### WRITTEN PROBLEM:
Copy all lines below exactly as written. Leave pictures out.
==== RECORDS SHOWN
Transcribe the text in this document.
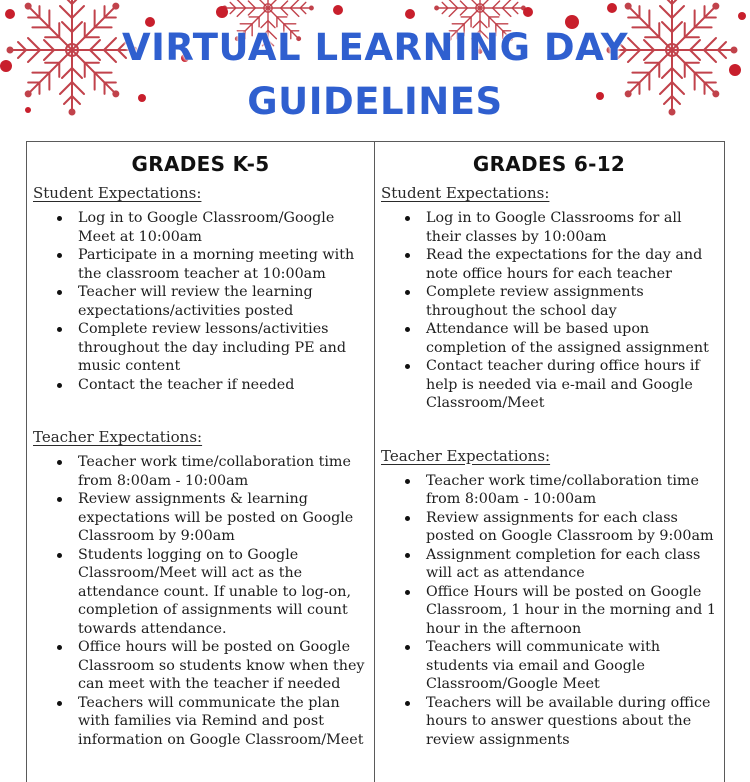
VIRTUAL LEARNING DAY
GUIDELINES
GRADES K-5
Student Expectations:
Log in to Google Classroom/Google Meet at 10:00am
Participate in a morning meeting with the classroom teacher at 10:00am
Teacher will review the learning expectations/activities posted
Complete review lessons/activities throughout the day including PE and music content
Contact the teacher if needed
Teacher Expectations:
Teacher work time/collaboration time from 8:00am - 10:00am
Review assignments & learning expectations will be posted on Google Classroom by 9:00am
Students logging on to Google Classroom/Meet will act as the attendance count. If unable to log-on, completion of assignments will count towards attendance.
Office hours will be posted on Google Classroom so students know when they can meet with the teacher if needed
Teachers will communicate the plan with families via Remind and post information on Google Classroom/Meet
GRADES 6-12
Student Expectations:
Log in to Google Classrooms for all their classes by 10:00am
Read the expectations for the day and note office hours for each teacher
Complete review assignments throughout the school day
Attendance will be based upon completion of the assigned assignment
Contact teacher during office hours if help is needed via e-mail and Google Classroom/Meet
Teacher Expectations:
Teacher work time/collaboration time from 8:00am - 10:00am
Review assignments for each class posted on Google Classroom by 9:00am
Assignment completion for each class will act as attendance
Office Hours will be posted on Google Classroom, 1 hour in the morning and 1 hour in the afternoon
Teachers will communicate with students via email and Google Classroom/Google Meet
Teachers will be available during office hours to answer questions about the review assignments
========
### SOLUTION TO THIS TASK:
Transcribe the text in this document.
VIRTUAL LEARNING DAY
GUIDELINES
GRADES K-5
Student Expectations:
Log in to Google Classroom/Google Meet at 10:00am
Participate in a morning meeting with the classroom teacher at 10:00am
Teacher will review the learning expectations/activities posted
Complete review lessons/activities throughout the day including PE and music content
Contact the teacher if needed
Teacher Expectations:
Teacher work time/collaboration time from 8:00am - 10:00am
Review assignments & learning expectations will be posted on Google Classroom by 9:00am
Students logging on to Google Classroom/Meet will act as the attendance count. If unable to log-on, completion of assignments will count towards attendance.
Office hours will be posted on Google Classroom so students know when they can meet with the teacher if needed
Teachers will communicate the plan with families via Remind and post information on Google Classroom/Meet
GRADES 6-12
Student Expectations:
Log in to Google Classrooms for all their classes by 10:00am
Read the expectations for the day and note office hours for each teacher
Complete review assignments throughout the school day
Attendance will be based upon completion of the assigned assignment
Contact teacher during office hours if help is needed via e-mail and Google Classroom/Meet
Teacher Expectations:
Teacher work time/collaboration time from 8:00am - 10:00am
Review assignments for each class posted on Google Classroom by 9:00am
Assignment completion for each class will act as attendance
Office Hours will be posted on Google Classroom, 1 hour in the morning and 1 hour in the afternoon
Teachers will communicate with students via email and Google Classroom/Google Meet
Teachers will be available during office hours to answer questions about the review assignments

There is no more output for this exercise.